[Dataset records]
-- Begin --
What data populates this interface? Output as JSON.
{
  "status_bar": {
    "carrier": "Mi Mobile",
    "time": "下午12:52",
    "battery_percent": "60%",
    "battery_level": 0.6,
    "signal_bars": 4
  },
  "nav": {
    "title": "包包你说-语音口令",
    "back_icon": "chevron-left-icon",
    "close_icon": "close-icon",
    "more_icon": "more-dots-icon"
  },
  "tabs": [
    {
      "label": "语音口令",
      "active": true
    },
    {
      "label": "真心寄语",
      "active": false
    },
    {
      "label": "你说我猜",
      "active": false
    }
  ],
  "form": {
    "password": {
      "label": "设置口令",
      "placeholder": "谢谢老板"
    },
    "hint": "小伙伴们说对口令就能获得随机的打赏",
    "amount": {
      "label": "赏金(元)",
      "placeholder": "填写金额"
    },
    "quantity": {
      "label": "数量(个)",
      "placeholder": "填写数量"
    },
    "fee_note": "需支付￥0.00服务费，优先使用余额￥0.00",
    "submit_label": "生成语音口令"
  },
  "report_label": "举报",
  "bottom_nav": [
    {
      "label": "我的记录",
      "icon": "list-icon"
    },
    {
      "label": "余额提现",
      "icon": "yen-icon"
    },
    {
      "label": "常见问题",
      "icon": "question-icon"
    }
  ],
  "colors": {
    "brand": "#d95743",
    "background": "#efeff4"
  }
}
-- End --
◆ **What you will do**
From the listing above, copy every line that includes the word "icon".

◆ **Result of the task**
    "back_icon": "chevron-left-icon",
    "close_icon": "close-icon",
    "more_icon": "more-dots-icon"
      "icon": "list-icon"
      "icon": "yen-icon"
      "icon": "question-icon"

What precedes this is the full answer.